--- START OF Material ---

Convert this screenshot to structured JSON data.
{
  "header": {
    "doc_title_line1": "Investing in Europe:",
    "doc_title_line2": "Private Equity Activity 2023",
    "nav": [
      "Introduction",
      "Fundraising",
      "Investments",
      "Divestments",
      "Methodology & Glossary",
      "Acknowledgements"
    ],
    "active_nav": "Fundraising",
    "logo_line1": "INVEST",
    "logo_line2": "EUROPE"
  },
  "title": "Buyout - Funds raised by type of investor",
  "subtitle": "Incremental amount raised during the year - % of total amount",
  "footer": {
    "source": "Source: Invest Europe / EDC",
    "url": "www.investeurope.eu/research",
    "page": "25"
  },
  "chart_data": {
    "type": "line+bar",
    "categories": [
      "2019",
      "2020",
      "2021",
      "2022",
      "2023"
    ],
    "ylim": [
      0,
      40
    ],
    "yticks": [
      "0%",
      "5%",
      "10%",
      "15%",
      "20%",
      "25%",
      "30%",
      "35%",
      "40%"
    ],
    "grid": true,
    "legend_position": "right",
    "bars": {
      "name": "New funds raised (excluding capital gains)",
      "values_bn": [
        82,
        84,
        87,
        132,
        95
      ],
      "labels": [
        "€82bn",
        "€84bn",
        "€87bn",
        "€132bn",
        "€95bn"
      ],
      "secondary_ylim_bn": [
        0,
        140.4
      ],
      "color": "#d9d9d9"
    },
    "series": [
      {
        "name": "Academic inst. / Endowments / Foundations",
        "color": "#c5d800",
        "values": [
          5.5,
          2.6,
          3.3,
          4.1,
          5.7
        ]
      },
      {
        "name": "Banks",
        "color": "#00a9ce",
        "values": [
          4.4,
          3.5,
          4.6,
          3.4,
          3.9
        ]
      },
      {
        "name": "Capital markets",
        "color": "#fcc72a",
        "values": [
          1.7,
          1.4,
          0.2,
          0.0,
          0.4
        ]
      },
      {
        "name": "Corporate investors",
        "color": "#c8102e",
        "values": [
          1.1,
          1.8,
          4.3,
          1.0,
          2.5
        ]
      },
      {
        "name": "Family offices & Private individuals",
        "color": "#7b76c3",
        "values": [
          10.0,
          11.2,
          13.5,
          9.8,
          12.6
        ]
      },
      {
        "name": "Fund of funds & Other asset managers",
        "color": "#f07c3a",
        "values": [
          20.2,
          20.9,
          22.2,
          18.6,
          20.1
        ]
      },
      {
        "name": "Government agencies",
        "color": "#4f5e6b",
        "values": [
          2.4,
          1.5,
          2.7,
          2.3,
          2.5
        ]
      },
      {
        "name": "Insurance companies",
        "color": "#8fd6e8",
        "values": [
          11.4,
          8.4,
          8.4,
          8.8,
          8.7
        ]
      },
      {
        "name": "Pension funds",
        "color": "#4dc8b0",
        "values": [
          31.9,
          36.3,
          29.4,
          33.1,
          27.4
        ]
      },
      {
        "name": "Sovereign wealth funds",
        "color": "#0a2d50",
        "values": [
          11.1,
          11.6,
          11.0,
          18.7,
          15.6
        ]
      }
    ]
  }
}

--- END OF Material ---

Given request -
Find the lines with the string "Fundraising" and reproduce them.

Answer to this exercise -
      "Fundraising",
    "active_nav": "Fundraising",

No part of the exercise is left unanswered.